Text block |
Uh how you're doing it's been a while what's the deal with chamber stoves uh my wife and sister-in-law both claim they're wonderful things uh and that they should get them and it is worth the many thousands of dollars and will cook things so well. I feel like if they were so great, I would have heard of them sometime in the last 41 years. I would have seen them in one of the thousands of houses I've been in over the years. I figure they must be terrible. Tell me who's right.

[40:29]

Thanks, Zach from Pittsburgh. Well, Zach, I uh I have to say I enjoy the way you posed that question. Um yeah. Uh I all I I like uh I love, I do this all the time, and I think it always, you know, if if you want a particular answer, it always helps to shade it in the direction you want to go, right? This is like another thing I've always said, like when you're doing um, like the big difference between doing food demonstrations and actually serving people food like in a restaurant situation, is that in a food demonstration, I get to tell them that they're gonna like it beforehand, and so it makes it a lot easier to kind of go outside of people's comfort zones.

[41:07]

Uh anyway, uh, and also like uh Riedell, you know, is it Riedel or Redel? It's Riedel, right? The glassware people, it's Riedel, actually, because it's R, it's uh I E. Anyway, so um I was at uh a seminar once given by I think he's dead now, but like the the elder was the elder in the Riedel family, and he gave this amazing demo about because I don't know if they do they still push Riedel glasses based on the individual shape, makes the individual wines taste better. I don't know.

[41:38]

Hmm. Anyway, that that was the shtick. And and you know, and for a long time, and maybe still for all I know, I haven't been glass shopping in a long time. People still kind of like they still sell them this way. Was that you needed to have like an like a huge number of different glasses in your house because each individual glass was tailored to each kind of wine.

Set of tasks |
• 1. Answer these about the transcript:
(a) For how many years does the caller say he has gone without hearing of chamber stoves?
(b) What city is the caller from?
(c) What do the Riedel people make?
• 2. Can you pull out the stretch of the transcript from "Thanks, Zach from" through "people's comfort zones.", word for word?

Recorded data |
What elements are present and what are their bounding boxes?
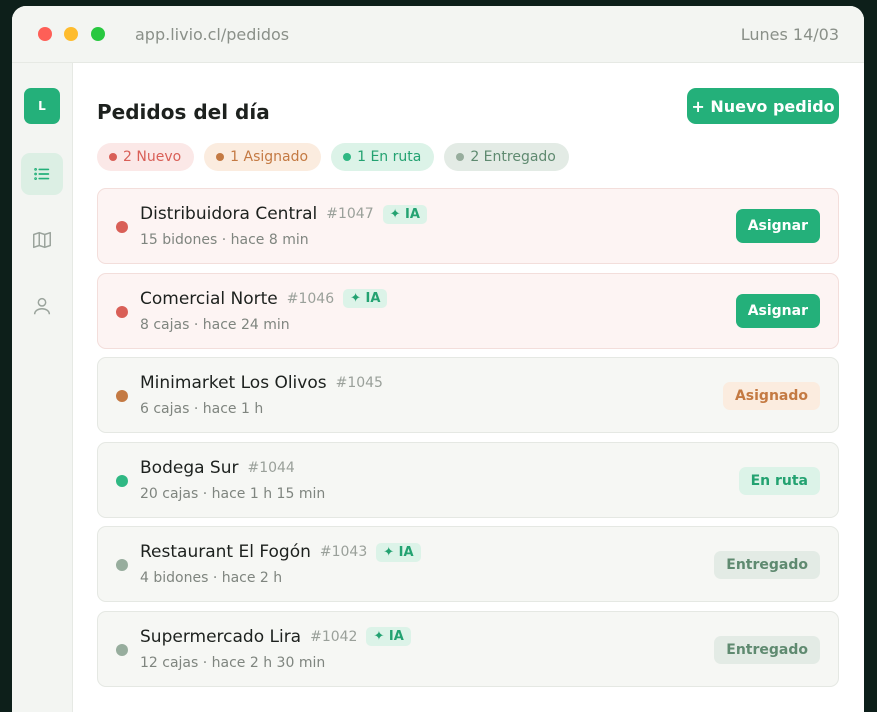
status-badge: En ruta [738,466,820,495]
order-number: #1045 [335,375,383,392]
ia-badge: ✦ IA [382,204,427,224]
status-dot [216,153,225,161]
order-row[interactable]: Minimarket Los Olivos #1045 6 cajas · ha… [97,357,839,434]
sidebar: L [12,63,73,712]
order-meta: 12 cajas · hace 2 h 30 min [140,654,326,671]
status-dot [116,221,128,233]
filter-chip-route[interactable]: 1 En ruta [331,143,435,171]
address-bar[interactable]: app.livio.cl/pedidos [135,25,289,44]
title-bar: app.livio.cl/pedidos Lunes 14/03 [12,6,864,63]
minimize-window-button[interactable] [64,27,78,41]
order-name: Bodega Sur [140,457,239,478]
status-badge: Entregado [714,635,820,664]
new-order-button[interactable]: + Nuevo pedido [687,88,839,124]
order-name: Minimarket Los Olivos [140,373,327,394]
status-dot [343,153,352,161]
order-number: #1047 [326,206,374,222]
status-badge: Entregado [714,551,820,580]
order-meta: 20 cajas · hace 1 h 15 min [140,485,326,502]
filter-chip-delivered[interactable]: 2 Entregado [444,143,569,171]
app-window: app.livio.cl/pedidos Lunes 14/03 L Pedid… [12,6,864,712]
page-title: Pedidos del día [97,100,270,124]
status-dot [116,474,128,487]
filter-chip-new[interactable]: 2 Nuevo [97,143,195,171]
order-number: #1044 [247,459,295,476]
map-icon [33,231,51,249]
order-number: #1043 [319,544,368,561]
status-dot [109,153,117,161]
close-window-button[interactable] [38,27,52,41]
order-number: #1046 [286,290,335,307]
order-name: Restaurant El Fogón [140,542,311,563]
sidebar-item-map[interactable] [21,219,63,261]
sidebar-item-profile[interactable] [21,285,63,327]
order-meta: 15 bidones · hace 8 min [140,232,309,248]
order-row[interactable]: Supermercado Lira #1042 ✦ IA 12 cajas · … [97,610,839,687]
orders-list: Distribuidora Central #1047 ✦ IA 15 bido… [97,188,839,696]
filter-chip-assigned[interactable]: 1 Asignado [204,143,322,171]
ia-badge: ✦ IA [343,289,388,309]
order-meta: 8 cajas · hace 24 min [140,316,290,333]
order-row[interactable]: Bodega Sur #1044 20 cajas · hace 1 h 15 … [97,441,839,518]
status-dot [116,643,128,656]
filter-chip-label: 1 Asignado [230,149,309,165]
filter-chip-label: 1 En ruta [357,149,422,165]
main-content: Pedidos del día + Nuevo pedido 2 Nuevo 1… [73,63,864,712]
status-dot [116,559,128,572]
order-meta: 6 cajas · hace 1 h [140,401,264,418]
status-badge: Asignado [722,382,820,411]
order-name: Comercial Norte [140,288,278,309]
status-filters: 2 Nuevo 1 Asignado 1 En ruta 2 Entregado [97,143,569,171]
filter-chip-label: 2 Entregado [470,149,556,165]
current-date: Lunes 14/03 [740,25,839,44]
order-meta: 4 bidones · hace 2 h [140,570,283,587]
user-icon [33,297,51,315]
status-dot [116,305,128,318]
status-dot [116,390,128,403]
assign-button[interactable]: Asignar [735,209,820,243]
ia-badge: ✦ IA [366,627,411,647]
order-row[interactable]: Restaurant El Fogón #1043 ✦ IA 4 bidones… [97,526,839,603]
app-logo: L [24,88,60,124]
assign-button[interactable]: Asignar [735,293,820,328]
status-dot [456,153,465,161]
list-icon [34,168,50,180]
sidebar-item-orders[interactable] [21,153,63,195]
ia-badge: ✦ IA [376,542,421,562]
order-name: Distribuidora Central [140,204,318,224]
filter-chip-label: 2 Nuevo [123,149,182,165]
order-number: #1042 [310,628,358,645]
order-row[interactable]: Distribuidora Central #1047 ✦ IA 15 bido… [97,188,839,264]
order-row[interactable]: Comercial Norte #1046 ✦ IA 8 cajas · hac… [97,272,839,349]
maximize-window-button[interactable] [91,27,105,41]
order-name: Supermercado Lira [140,626,302,647]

Worked answers |
• 1.
(a) 41 years
(b) Pittsburgh
(c) Glassware

• 2.
Thanks, Zach from Pittsburgh. Well, Zach, I uh I have to say I enjoy the way you posed that question. Um yeah. Uh I all I I like uh I love, I do this all the time, and I think it always, you know, if if you want a particular answer, it always helps to shade it in the direction you want to go, right? This is like another thing I've always said, like when you're doing um, like the big difference between doing food demonstrations and actually serving people food like in a restaurant situation, is that in a food demonstration, I get to tell them that they're gonna like it beforehand, and so it makes it a lot easier to kind of go outside of people's comfort zones.